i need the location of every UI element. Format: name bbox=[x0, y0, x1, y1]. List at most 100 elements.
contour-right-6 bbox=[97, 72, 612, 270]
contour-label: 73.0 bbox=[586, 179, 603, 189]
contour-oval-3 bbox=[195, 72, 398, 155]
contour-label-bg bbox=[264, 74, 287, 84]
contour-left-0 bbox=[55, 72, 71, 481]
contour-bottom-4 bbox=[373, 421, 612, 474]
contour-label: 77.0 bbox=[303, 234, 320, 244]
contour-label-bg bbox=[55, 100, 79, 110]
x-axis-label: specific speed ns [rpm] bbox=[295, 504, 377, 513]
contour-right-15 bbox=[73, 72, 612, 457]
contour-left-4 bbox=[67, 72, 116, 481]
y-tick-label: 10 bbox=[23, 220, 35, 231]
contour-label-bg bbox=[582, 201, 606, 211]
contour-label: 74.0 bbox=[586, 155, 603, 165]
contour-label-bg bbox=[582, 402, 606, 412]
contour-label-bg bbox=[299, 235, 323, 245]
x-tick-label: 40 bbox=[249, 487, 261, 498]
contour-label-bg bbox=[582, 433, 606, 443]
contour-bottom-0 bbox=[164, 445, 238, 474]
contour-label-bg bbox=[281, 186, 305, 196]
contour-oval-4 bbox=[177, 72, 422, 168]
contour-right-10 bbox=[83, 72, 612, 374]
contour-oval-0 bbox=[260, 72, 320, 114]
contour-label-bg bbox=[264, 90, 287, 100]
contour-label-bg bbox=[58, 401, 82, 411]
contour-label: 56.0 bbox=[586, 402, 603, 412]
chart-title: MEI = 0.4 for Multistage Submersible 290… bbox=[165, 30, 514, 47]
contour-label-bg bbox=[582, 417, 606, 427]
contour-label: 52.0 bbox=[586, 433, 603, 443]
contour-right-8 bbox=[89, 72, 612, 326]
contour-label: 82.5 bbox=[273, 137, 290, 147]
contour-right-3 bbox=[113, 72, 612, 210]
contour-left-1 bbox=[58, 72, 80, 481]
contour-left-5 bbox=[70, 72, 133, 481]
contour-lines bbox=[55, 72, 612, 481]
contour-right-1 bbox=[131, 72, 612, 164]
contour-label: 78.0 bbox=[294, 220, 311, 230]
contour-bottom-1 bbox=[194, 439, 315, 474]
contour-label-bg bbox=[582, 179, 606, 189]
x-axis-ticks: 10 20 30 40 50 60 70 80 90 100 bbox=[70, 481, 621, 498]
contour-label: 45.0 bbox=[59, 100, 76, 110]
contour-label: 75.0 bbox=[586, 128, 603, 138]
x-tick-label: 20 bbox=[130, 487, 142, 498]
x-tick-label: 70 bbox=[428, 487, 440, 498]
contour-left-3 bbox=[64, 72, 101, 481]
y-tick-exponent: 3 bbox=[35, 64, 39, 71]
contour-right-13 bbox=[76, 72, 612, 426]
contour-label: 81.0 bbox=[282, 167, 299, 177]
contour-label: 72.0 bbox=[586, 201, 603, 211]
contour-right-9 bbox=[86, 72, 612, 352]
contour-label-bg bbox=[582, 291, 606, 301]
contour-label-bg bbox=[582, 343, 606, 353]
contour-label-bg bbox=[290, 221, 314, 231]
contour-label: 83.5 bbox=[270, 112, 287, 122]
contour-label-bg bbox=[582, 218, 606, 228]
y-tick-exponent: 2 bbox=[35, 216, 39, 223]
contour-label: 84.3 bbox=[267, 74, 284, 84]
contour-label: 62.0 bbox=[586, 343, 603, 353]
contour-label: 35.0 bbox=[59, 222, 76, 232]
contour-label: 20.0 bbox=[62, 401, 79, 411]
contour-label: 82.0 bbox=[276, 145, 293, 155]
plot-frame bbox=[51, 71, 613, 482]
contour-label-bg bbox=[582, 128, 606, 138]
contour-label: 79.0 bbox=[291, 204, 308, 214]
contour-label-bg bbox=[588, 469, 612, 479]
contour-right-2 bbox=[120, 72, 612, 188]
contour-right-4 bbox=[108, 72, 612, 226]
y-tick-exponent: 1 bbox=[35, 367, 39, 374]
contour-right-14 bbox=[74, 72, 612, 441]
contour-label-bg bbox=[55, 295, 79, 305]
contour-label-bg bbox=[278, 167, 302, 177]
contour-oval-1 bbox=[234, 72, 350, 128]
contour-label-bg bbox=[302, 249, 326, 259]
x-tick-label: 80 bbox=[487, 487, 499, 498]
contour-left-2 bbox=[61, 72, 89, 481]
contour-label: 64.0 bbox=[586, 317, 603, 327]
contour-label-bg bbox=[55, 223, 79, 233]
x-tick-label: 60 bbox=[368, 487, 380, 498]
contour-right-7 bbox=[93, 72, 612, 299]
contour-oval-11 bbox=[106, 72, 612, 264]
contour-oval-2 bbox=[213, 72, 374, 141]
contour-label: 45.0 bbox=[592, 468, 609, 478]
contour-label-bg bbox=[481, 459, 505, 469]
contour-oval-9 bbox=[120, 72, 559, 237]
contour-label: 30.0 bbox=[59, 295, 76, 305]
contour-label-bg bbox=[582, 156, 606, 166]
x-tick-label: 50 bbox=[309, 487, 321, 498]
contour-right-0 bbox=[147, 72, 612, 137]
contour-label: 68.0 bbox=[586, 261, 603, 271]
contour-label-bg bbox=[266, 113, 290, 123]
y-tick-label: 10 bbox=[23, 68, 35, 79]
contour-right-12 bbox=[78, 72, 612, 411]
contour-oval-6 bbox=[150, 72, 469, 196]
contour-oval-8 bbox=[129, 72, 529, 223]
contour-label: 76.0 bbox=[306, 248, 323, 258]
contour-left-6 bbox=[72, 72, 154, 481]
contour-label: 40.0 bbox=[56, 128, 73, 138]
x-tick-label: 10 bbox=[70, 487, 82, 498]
● ● ● ● ● ● ●
From the items above, pull out every line that contains the string "bottom". Case counts.

contour-bottom-4 bbox=[373, 421, 612, 474]
contour-bottom-0 bbox=[164, 445, 238, 474]
contour-bottom-1 bbox=[194, 439, 315, 474]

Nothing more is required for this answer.